GIVEN INFORMATION
┌──

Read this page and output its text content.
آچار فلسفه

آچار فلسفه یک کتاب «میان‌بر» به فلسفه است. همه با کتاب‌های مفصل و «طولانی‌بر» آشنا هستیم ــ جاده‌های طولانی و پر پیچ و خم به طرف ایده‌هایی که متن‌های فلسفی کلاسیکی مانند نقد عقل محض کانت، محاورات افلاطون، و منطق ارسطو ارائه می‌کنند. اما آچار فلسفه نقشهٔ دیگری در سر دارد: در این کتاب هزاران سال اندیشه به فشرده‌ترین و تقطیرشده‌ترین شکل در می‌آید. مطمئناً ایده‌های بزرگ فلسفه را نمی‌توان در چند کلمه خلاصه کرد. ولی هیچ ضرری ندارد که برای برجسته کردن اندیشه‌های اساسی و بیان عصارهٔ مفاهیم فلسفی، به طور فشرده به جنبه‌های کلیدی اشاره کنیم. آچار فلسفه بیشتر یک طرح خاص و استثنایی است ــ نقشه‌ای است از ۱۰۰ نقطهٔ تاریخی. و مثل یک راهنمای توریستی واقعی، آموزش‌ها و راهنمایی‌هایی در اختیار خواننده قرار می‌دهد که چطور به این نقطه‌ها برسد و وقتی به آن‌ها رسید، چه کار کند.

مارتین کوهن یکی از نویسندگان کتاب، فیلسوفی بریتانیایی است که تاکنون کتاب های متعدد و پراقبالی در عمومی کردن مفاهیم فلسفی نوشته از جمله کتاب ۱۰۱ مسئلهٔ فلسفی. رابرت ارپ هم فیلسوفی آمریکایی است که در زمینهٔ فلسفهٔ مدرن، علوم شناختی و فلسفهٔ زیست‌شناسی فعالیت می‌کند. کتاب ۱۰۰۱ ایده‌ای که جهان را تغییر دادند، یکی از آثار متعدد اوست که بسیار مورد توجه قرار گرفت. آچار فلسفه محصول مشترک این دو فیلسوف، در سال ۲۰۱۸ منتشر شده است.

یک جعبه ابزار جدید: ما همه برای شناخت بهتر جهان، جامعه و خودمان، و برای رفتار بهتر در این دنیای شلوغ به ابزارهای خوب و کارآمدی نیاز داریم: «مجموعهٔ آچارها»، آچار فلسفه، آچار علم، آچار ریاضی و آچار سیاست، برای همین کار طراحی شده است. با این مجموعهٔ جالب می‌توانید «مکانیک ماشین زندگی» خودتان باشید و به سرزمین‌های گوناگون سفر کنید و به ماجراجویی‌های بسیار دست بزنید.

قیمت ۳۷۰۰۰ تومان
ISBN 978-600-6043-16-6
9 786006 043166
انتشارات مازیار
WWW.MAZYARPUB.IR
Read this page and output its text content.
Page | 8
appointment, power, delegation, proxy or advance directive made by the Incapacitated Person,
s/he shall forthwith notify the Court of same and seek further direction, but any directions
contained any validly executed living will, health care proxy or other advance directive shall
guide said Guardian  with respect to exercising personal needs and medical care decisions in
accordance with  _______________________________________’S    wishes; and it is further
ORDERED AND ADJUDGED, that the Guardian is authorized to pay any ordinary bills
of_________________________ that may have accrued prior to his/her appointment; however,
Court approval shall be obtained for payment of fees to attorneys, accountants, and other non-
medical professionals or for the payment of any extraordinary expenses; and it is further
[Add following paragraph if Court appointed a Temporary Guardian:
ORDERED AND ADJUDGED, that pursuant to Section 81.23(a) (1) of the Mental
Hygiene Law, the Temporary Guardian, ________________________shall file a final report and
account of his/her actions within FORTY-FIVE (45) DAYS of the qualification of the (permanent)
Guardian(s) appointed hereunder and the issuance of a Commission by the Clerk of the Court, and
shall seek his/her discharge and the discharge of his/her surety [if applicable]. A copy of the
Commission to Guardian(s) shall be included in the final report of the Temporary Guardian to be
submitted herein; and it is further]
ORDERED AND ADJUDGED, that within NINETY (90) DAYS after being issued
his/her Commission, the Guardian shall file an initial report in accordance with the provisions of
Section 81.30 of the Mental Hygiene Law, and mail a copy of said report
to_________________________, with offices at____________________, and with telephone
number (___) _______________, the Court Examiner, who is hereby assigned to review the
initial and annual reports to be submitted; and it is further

└──

GIVEN INSTRUCTION
All of the entries above must be quoted exactly.

EXERCISE ANSWER
Read this page and output its text content.
آچار فلسفه

آچار فلسفه یک کتاب «میان‌بر» به فلسفه است. همه با کتاب‌های مفصل و «طولانی‌بر» آشنا هستیم ــ جاده‌های طولانی و پر پیچ و خم به طرف ایده‌هایی که متن‌های فلسفی کلاسیکی مانند نقد عقل محض کانت، محاورات افلاطون، و منطق ارسطو ارائه می‌کنند. اما آچار فلسفه نقشهٔ دیگری در سر دارد: در این کتاب هزاران سال اندیشه به فشرده‌ترین و تقطیرشده‌ترین شکل در می‌آید. مطمئناً ایده‌های بزرگ فلسفه را نمی‌توان در چند کلمه خلاصه کرد. ولی هیچ ضرری ندارد که برای برجسته کردن اندیشه‌های اساسی و بیان عصارهٔ مفاهیم فلسفی، به طور فشرده به جنبه‌های کلیدی اشاره کنیم. آچار فلسفه بیشتر یک طرح خاص و استثنایی است ــ نقشه‌ای است از ۱۰۰ نقطهٔ تاریخی. و مثل یک راهنمای توریستی واقعی، آموزش‌ها و راهنمایی‌هایی در اختیار خواننده قرار می‌دهد که چطور به این نقطه‌ها برسد و وقتی به آن‌ها رسید، چه کار کند.

مارتین کوهن یکی از نویسندگان کتاب، فیلسوفی بریتانیایی است که تاکنون کتاب های متعدد و پراقبالی در عمومی کردن مفاهیم فلسفی نوشته از جمله کتاب ۱۰۱ مسئلهٔ فلسفی. رابرت ارپ هم فیلسوفی آمریکایی است که در زمینهٔ فلسفهٔ مدرن، علوم شناختی و فلسفهٔ زیست‌شناسی فعالیت می‌کند. کتاب ۱۰۰۱ ایده‌ای که جهان را تغییر دادند، یکی از آثار متعدد اوست که بسیار مورد توجه قرار گرفت. آچار فلسفه محصول مشترک این دو فیلسوف، در سال ۲۰۱۸ منتشر شده است.

یک جعبه ابزار جدید: ما همه برای شناخت بهتر جهان، جامعه و خودمان، و برای رفتار بهتر در این دنیای شلوغ به ابزارهای خوب و کارآمدی نیاز داریم: «مجموعهٔ آچارها»، آچار فلسفه، آچار علم، آچار ریاضی و آچار سیاست، برای همین کار طراحی شده است. با این مجموعهٔ جالب می‌توانید «مکانیک ماشین زندگی» خودتان باشید و به سرزمین‌های گوناگون سفر کنید و به ماجراجویی‌های بسیار دست بزنید.

قیمت ۳۷۰۰۰ تومان
ISBN 978-600-6043-16-6
9 786006 043166
انتشارات مازیار
WWW.MAZYARPUB.IR
Read this page and output its text content.
Page | 8
appointment, power, delegation, proxy or advance directive made by the Incapacitated Person,
s/he shall forthwith notify the Court of same and seek further direction, but any directions
contained any validly executed living will, health care proxy or other advance directive shall
guide said Guardian  with respect to exercising personal needs and medical care decisions in
accordance with  _______________________________________’S    wishes; and it is further
ORDERED AND ADJUDGED, that the Guardian is authorized to pay any ordinary bills
of_________________________ that may have accrued prior to his/her appointment; however,
Court approval shall be obtained for payment of fees to attorneys, accountants, and other non-
medical professionals or for the payment of any extraordinary expenses; and it is further
[Add following paragraph if Court appointed a Temporary Guardian:
ORDERED AND ADJUDGED, that pursuant to Section 81.23(a) (1) of the Mental
Hygiene Law, the Temporary Guardian, ________________________shall file a final report and
account of his/her actions within FORTY-FIVE (45) DAYS of the qualification of the (permanent)
Guardian(s) appointed hereunder and the issuance of a Commission by the Clerk of the Court, and
shall seek his/her discharge and the discharge of his/her surety [if applicable]. A copy of the
Commission to Guardian(s) shall be included in the final report of the Temporary Guardian to be
submitted herein; and it is further]
ORDERED AND ADJUDGED, that within NINETY (90) DAYS after being issued
his/her Commission, the Guardian shall file an initial report in accordance with the provisions of
Section 81.30 of the Mental Hygiene Law, and mail a copy of said report
to_________________________, with offices at____________________, and with telephone
number (___) _______________, the Court Examiner, who is hereby assigned to review the
initial and annual reports to be submitted; and it is further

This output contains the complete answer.